The records:

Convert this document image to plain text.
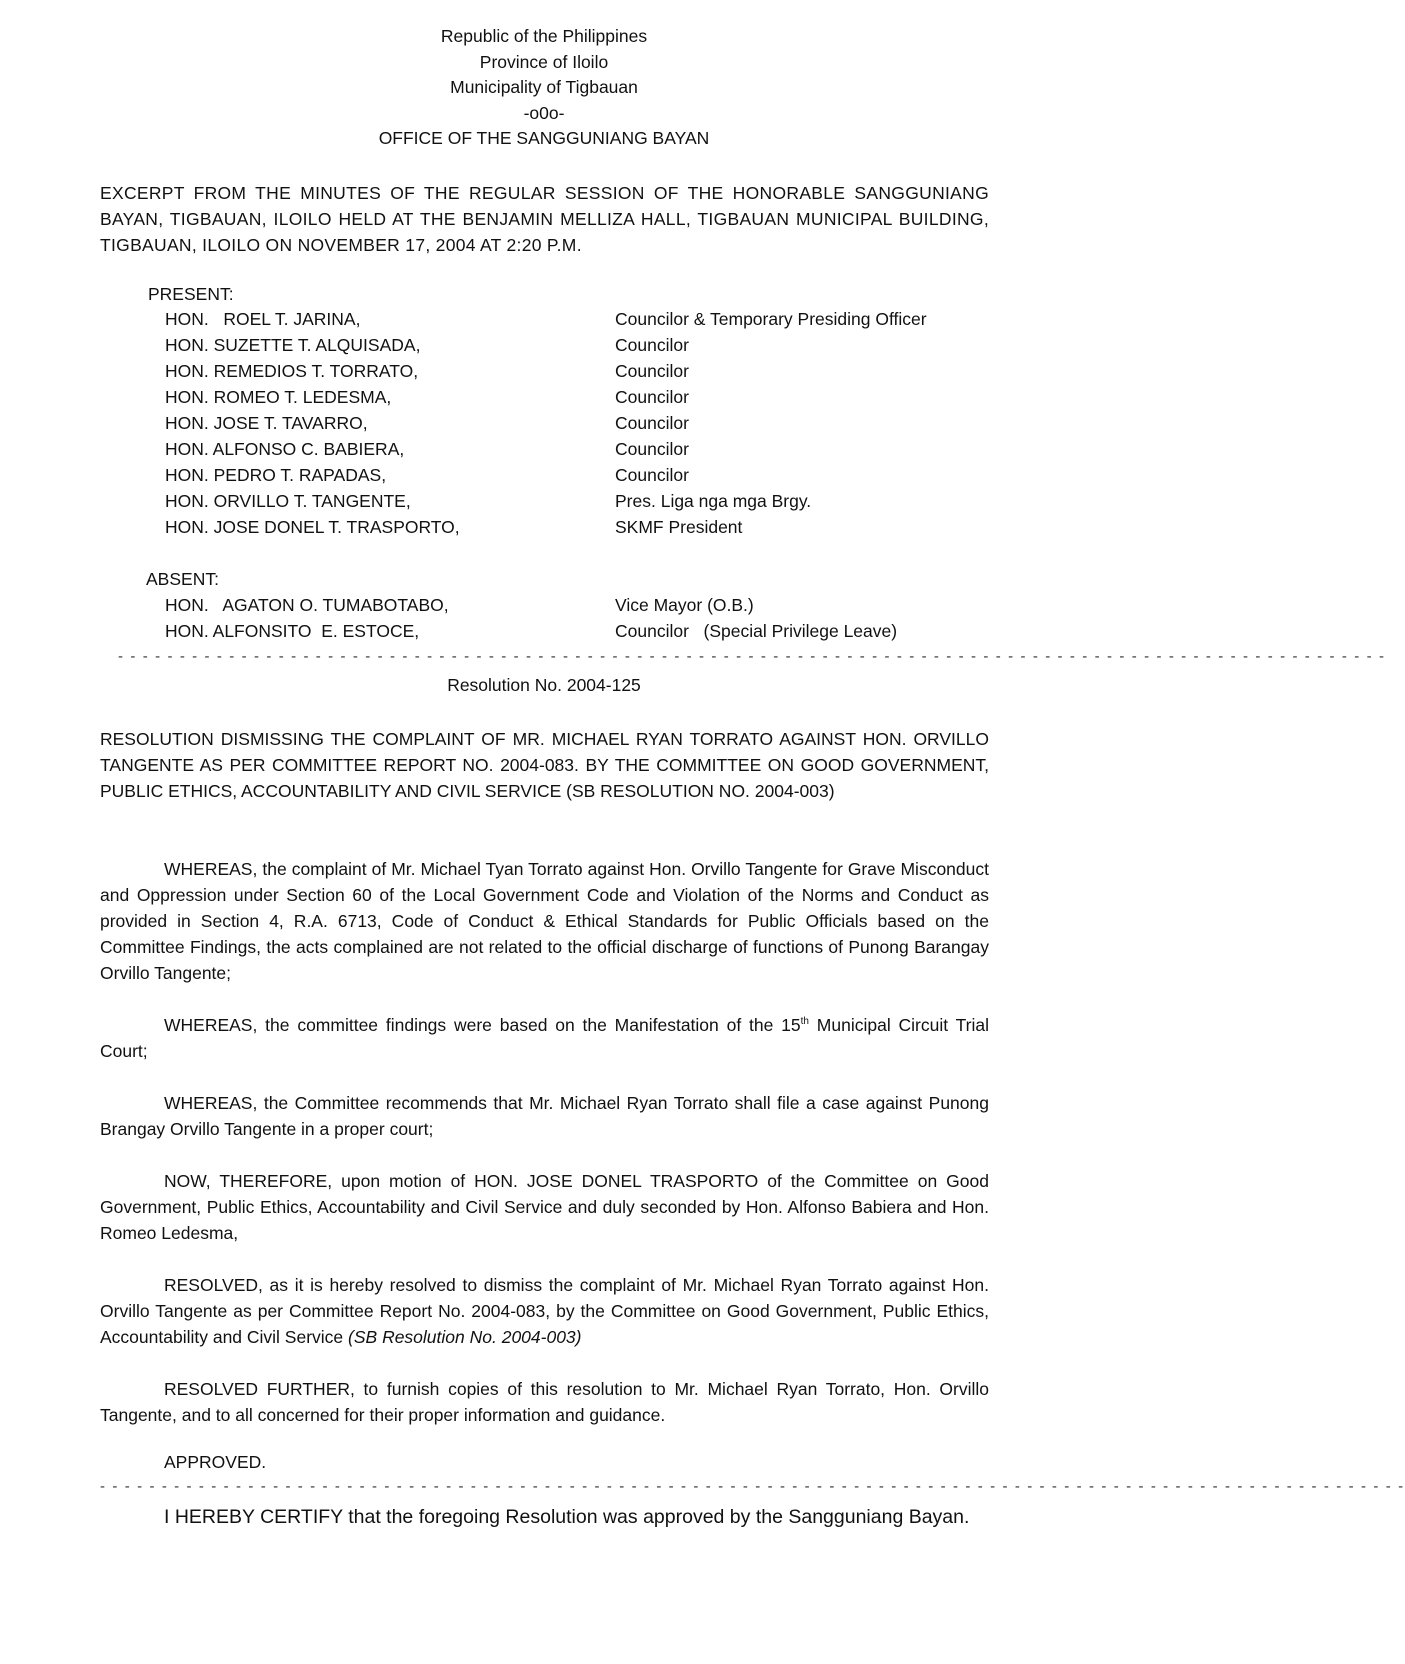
Republic of the Philippines
Province of Iloilo
Municipality of Tigbauan
-o0o-
OFFICE OF THE SANGGUNIANG BAYAN
EXCERPT FROM THE MINUTES OF THE REGULAR SESSION OF THE HONORABLE SANGGUNIANG BAYAN, TIGBAUAN, ILOILO HELD AT THE BENJAMIN MELLIZA HALL, TIGBAUAN MUNICIPAL BUILDING, TIGBAUAN, ILOILO ON NOVEMBER 17, 2004 AT 2:20 P.M.
PRESENT:
HON.   ROEL T. JARINA,	Councilor & Temporary Presiding Officer
HON. SUZETTE T. ALQUISADA,	Councilor
HON. REMEDIOS T. TORRATO,	Councilor
HON. ROMEO T. LEDESMA,	Councilor
HON. JOSE T. TAVARRO,	Councilor
HON. ALFONSO C. BABIERA,	Councilor
HON. PEDRO T. RAPADAS,	Councilor
HON. ORVILLO T. TANGENTE,	Pres. Liga nga mga Brgy.
HON. JOSE DONEL T. TRASPORTO,	SKMF President
ABSENT:
HON.   AGATON O. TUMABOTABO,	Vice Mayor (O.B.)
HON. ALFONSITO  E. ESTOCE,	Councilor   (Special Privilege Leave)
- - - - - - - - - - - - - - - - - - - - - - - - - - - - - - - - - - - - - - - - - - - - - - - - - - - - - - - - - - - - - - - - - - - - - - - - - - - - - - - - - - - - - - - - - - - - - - - - - - - - - - -
Resolution No. 2004-125
RESOLUTION DISMISSING THE COMPLAINT OF MR. MICHAEL RYAN TORRATO AGAINST HON. ORVILLO TANGENTE AS PER COMMITTEE REPORT NO. 2004-083. BY THE COMMITTEE ON GOOD GOVERNMENT, PUBLIC ETHICS, ACCOUNTABILITY AND CIVIL SERVICE (SB RESOLUTION NO. 2004-003)
WHEREAS, the complaint of Mr. Michael Tyan Torrato against Hon. Orvillo Tangente for Grave Misconduct and Oppression under Section 60 of the Local Government Code and Violation of the Norms and Conduct as provided in Section 4, R.A. 6713, Code of Conduct & Ethical Standards for Public Officials based on the Committee Findings, the acts complained are not related to the official discharge of functions of Punong Barangay Orvillo Tangente;
WHEREAS, the committee findings were based on the Manifestation of the 15th Municipal Circuit Trial Court;
WHEREAS, the Committee recommends that Mr. Michael Ryan Torrato shall file a case against Punong Brangay Orvillo Tangente in a proper court;
NOW, THEREFORE, upon motion of HON. JOSE DONEL TRASPORTO of the Committee on Good Government, Public Ethics, Accountability and Civil Service and duly seconded by Hon. Alfonso Babiera and Hon. Romeo Ledesma,
RESOLVED, as it is hereby resolved to dismiss the complaint of Mr. Michael Ryan Torrato against Hon. Orvillo Tangente as per Committee Report No. 2004-083, by the Committee on Good Government, Public Ethics, Accountability and Civil Service (SB Resolution No. 2004-003)
RESOLVED FURTHER, to furnish copies of this resolution to Mr. Michael Ryan Torrato, Hon. Orvillo Tangente, and to all concerned for their proper information and guidance.
APPROVED.
- - - - - - - - - - - - - - - - - - - - - - - - - - - - - - - - - - - - - - - - - - - - - - - - - - - - - - - - - - - - - - - - - - - - - - - - - - - - - - - - - - - - - - - - - - - - - - - - - - - - - - - - - -
I HEREBY CERTIFY that the foregoing Resolution was approved by the Sangguniang Bayan.
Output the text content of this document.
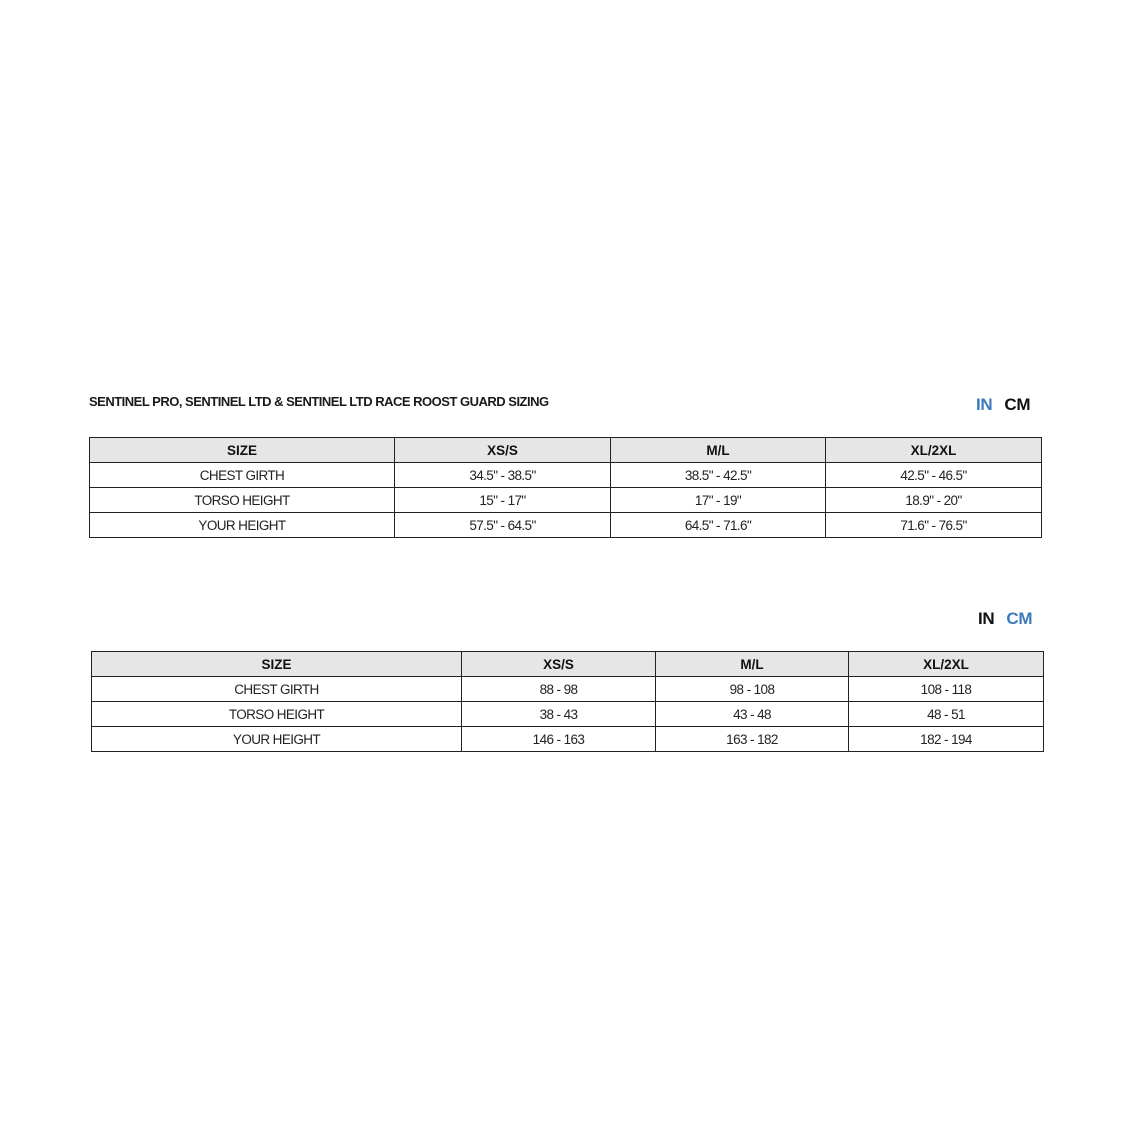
SENTINEL PRO, SENTINEL LTD & SENTINEL LTD RACE ROOST GUARD SIZING	IN CM
SIZE	XS/S	M/L	XL/2XL
CHEST GIRTH	34.5" - 38.5"	38.5" - 42.5"	42.5" - 46.5"
TORSO HEIGHT	15" - 17"	17" - 19"	18.9" - 20"
YOUR HEIGHT	57.5" - 64.5"	64.5" - 71.6"	71.6" - 76.5"
IN CM
SIZE	XS/S	M/L	XL/2XL
CHEST GIRTH	88 - 98	98 - 108	108 - 118
TORSO HEIGHT	38 - 43	43 - 48	48 - 51
YOUR HEIGHT	146 - 163	163 - 182	182 - 194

Aim of the task:
Copy all the entries word for word. Omit any pictures.

Result below:
Convert this document image to plain text.
Republic of the Philippines
Province of Iloilo
Municipality of Tigbauan
-o0o-
OFFICE OF THE SANGGUNIANG BAYAN
EXCERPT FROM THE MINUTES OF THE REGULAR SESSION OF THE HONORABLE SANGGUNIANG BAYAN, TIGBAUAN, ILOILO HELD AT THE BENJAMIN MELLIZA HALL, TIGBAUAN MUNICIPAL BUILDING, TIGBAUAN, ILOILO ON NOVEMBER 17, 2004 AT 2:20 P.M.
PRESENT:
HON.   ROEL T. JARINA,	Councilor & Temporary Presiding Officer
HON. SUZETTE T. ALQUISADA,	Councilor
HON. REMEDIOS T. TORRATO,	Councilor
HON. ROMEO T. LEDESMA,	Councilor
HON. JOSE T. TAVARRO,	Councilor
HON. ALFONSO C. BABIERA,	Councilor
HON. PEDRO T. RAPADAS,	Councilor
HON. ORVILLO T. TANGENTE,	Pres. Liga nga mga Brgy.
HON. JOSE DONEL T. TRASPORTO,	SKMF President
ABSENT:
HON.   AGATON O. TUMABOTABO,	Vice Mayor (O.B.)
HON. ALFONSITO  E. ESTOCE,	Councilor   (Special Privilege Leave)
- - - - - - - - - - - - - - - - - - - - - - - - - - - - - - - - - - - - - - - - - - - - - - - - - - - - - - - - - - - - - - - - - - - - - - - - - - - - - - - - - - - - - - - - - - - - - - - - - - - - - - -
Resolution No. 2004-125
RESOLUTION DISMISSING THE COMPLAINT OF MR. MICHAEL RYAN TORRATO AGAINST HON. ORVILLO TANGENTE AS PER COMMITTEE REPORT NO. 2004-083. BY THE COMMITTEE ON GOOD GOVERNMENT, PUBLIC ETHICS, ACCOUNTABILITY AND CIVIL SERVICE (SB RESOLUTION NO. 2004-003)
WHEREAS, the complaint of Mr. Michael Tyan Torrato against Hon. Orvillo Tangente for Grave Misconduct and Oppression under Section 60 of the Local Government Code and Violation of the Norms and Conduct as provided in Section 4, R.A. 6713, Code of Conduct & Ethical Standards for Public Officials based on the Committee Findings, the acts complained are not related to the official discharge of functions of Punong Barangay Orvillo Tangente;
WHEREAS, the committee findings were based on the Manifestation of the 15th Municipal Circuit Trial Court;
WHEREAS, the Committee recommends that Mr. Michael Ryan Torrato shall file a case against Punong Brangay Orvillo Tangente in a proper court;
NOW, THEREFORE, upon motion of HON. JOSE DONEL TRASPORTO of the Committee on Good Government, Public Ethics, Accountability and Civil Service and duly seconded by Hon. Alfonso Babiera and Hon. Romeo Ledesma,
RESOLVED, as it is hereby resolved to dismiss the complaint of Mr. Michael Ryan Torrato against Hon. Orvillo Tangente as per Committee Report No. 2004-083, by the Committee on Good Government, Public Ethics, Accountability and Civil Service (SB Resolution No. 2004-003)
RESOLVED FURTHER, to furnish copies of this resolution to Mr. Michael Ryan Torrato, Hon. Orvillo Tangente, and to all concerned for their proper information and guidance.
APPROVED.
- - - - - - - - - - - - - - - - - - - - - - - - - - - - - - - - - - - - - - - - - - - - - - - - - - - - - - - - - - - - - - - - - - - - - - - - - - - - - - - - - - - - - - - - - - - - - - - - - - - - - - - - - -
I HEREBY CERTIFY that the foregoing Resolution was approved by the Sangguniang Bayan.
Output the text content of this document.
SENTINEL PRO, SENTINEL LTD & SENTINEL LTD RACE ROOST GUARD SIZING	IN CM
SIZE	XS/S	M/L	XL/2XL
CHEST GIRTH	34.5" - 38.5"	38.5" - 42.5"	42.5" - 46.5"
TORSO HEIGHT	15" - 17"	17" - 19"	18.9" - 20"
YOUR HEIGHT	57.5" - 64.5"	64.5" - 71.6"	71.6" - 76.5"
IN CM
SIZE	XS/S	M/L	XL/2XL
CHEST GIRTH	88 - 98	98 - 108	108 - 118
TORSO HEIGHT	38 - 43	43 - 48	48 - 51
YOUR HEIGHT	146 - 163	163 - 182	182 - 194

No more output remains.